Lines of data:
###

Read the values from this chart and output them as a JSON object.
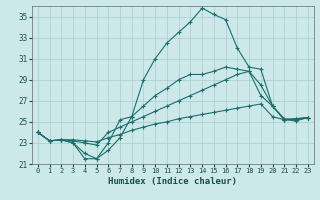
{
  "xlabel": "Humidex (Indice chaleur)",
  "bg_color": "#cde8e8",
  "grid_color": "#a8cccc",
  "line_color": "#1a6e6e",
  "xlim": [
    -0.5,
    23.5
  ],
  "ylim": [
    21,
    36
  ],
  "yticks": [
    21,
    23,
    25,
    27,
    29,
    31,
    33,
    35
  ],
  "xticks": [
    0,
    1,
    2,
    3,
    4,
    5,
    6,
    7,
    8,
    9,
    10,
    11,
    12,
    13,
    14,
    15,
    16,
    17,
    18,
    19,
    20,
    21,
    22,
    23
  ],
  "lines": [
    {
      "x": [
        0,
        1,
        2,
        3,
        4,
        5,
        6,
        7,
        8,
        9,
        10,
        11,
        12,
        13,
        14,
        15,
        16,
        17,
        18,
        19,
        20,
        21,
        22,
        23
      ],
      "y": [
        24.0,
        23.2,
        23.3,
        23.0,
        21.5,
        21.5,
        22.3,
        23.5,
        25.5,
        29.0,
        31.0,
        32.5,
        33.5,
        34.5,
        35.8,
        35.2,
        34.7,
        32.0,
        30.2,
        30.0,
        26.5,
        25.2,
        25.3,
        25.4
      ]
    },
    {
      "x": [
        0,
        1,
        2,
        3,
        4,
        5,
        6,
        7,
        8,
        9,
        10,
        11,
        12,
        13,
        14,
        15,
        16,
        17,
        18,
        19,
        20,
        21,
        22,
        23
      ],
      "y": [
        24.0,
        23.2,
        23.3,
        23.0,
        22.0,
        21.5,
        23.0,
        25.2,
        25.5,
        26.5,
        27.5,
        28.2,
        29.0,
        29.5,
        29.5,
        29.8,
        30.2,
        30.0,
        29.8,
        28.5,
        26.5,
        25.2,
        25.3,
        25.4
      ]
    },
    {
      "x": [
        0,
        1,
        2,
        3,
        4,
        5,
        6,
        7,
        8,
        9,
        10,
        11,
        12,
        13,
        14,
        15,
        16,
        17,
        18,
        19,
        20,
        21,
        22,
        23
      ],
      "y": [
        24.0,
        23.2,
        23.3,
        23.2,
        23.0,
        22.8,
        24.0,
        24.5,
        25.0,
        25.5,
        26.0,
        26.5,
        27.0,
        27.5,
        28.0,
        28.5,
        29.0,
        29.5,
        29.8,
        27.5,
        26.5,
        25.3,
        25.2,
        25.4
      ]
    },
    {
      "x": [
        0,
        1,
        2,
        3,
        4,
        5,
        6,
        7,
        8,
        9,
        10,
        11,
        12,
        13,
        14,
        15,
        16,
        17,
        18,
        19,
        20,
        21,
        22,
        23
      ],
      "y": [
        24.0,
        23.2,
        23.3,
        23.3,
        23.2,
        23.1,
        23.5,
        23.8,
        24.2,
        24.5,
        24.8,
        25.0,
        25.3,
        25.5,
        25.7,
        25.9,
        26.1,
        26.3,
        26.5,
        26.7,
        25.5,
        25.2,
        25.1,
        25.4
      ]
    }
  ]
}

###

__Given problem__
Every line of text is to be repeated exactly; pictures are left out.

__Task answer__
Read the values from this chart and output them as a JSON object.
{
  "xlabel": "Humidex (Indice chaleur)",
  "bg_color": "#cde8e8",
  "grid_color": "#a8cccc",
  "line_color": "#1a6e6e",
  "xlim": [
    -0.5,
    23.5
  ],
  "ylim": [
    21,
    36
  ],
  "yticks": [
    21,
    23,
    25,
    27,
    29,
    31,
    33,
    35
  ],
  "xticks": [
    0,
    1,
    2,
    3,
    4,
    5,
    6,
    7,
    8,
    9,
    10,
    11,
    12,
    13,
    14,
    15,
    16,
    17,
    18,
    19,
    20,
    21,
    22,
    23
  ],
  "lines": [
    {
      "x": [
        0,
        1,
        2,
        3,
        4,
        5,
        6,
        7,
        8,
        9,
        10,
        11,
        12,
        13,
        14,
        15,
        16,
        17,
        18,
        19,
        20,
        21,
        22,
        23
      ],
      "y": [
        24.0,
        23.2,
        23.3,
        23.0,
        21.5,
        21.5,
        22.3,
        23.5,
        25.5,
        29.0,
        31.0,
        32.5,
        33.5,
        34.5,
        35.8,
        35.2,
        34.7,
        32.0,
        30.2,
        30.0,
        26.5,
        25.2,
        25.3,
        25.4
      ]
    },
    {
      "x": [
        0,
        1,
        2,
        3,
        4,
        5,
        6,
        7,
        8,
        9,
        10,
        11,
        12,
        13,
        14,
        15,
        16,
        17,
        18,
        19,
        20,
        21,
        22,
        23
      ],
      "y": [
        24.0,
        23.2,
        23.3,
        23.0,
        22.0,
        21.5,
        23.0,
        25.2,
        25.5,
        26.5,
        27.5,
        28.2,
        29.0,
        29.5,
        29.5,
        29.8,
        30.2,
        30.0,
        29.8,
        28.5,
        26.5,
        25.2,
        25.3,
        25.4
      ]
    },
    {
      "x": [
        0,
        1,
        2,
        3,
        4,
        5,
        6,
        7,
        8,
        9,
        10,
        11,
        12,
        13,
        14,
        15,
        16,
        17,
        18,
        19,
        20,
        21,
        22,
        23
      ],
      "y": [
        24.0,
        23.2,
        23.3,
        23.2,
        23.0,
        22.8,
        24.0,
        24.5,
        25.0,
        25.5,
        26.0,
        26.5,
        27.0,
        27.5,
        28.0,
        28.5,
        29.0,
        29.5,
        29.8,
        27.5,
        26.5,
        25.3,
        25.2,
        25.4
      ]
    },
    {
      "x": [
        0,
        1,
        2,
        3,
        4,
        5,
        6,
        7,
        8,
        9,
        10,
        11,
        12,
        13,
        14,
        15,
        16,
        17,
        18,
        19,
        20,
        21,
        22,
        23
      ],
      "y": [
        24.0,
        23.2,
        23.3,
        23.3,
        23.2,
        23.1,
        23.5,
        23.8,
        24.2,
        24.5,
        24.8,
        25.0,
        25.3,
        25.5,
        25.7,
        25.9,
        26.1,
        26.3,
        26.5,
        26.7,
        25.5,
        25.2,
        25.1,
        25.4
      ]
    }
  ]
}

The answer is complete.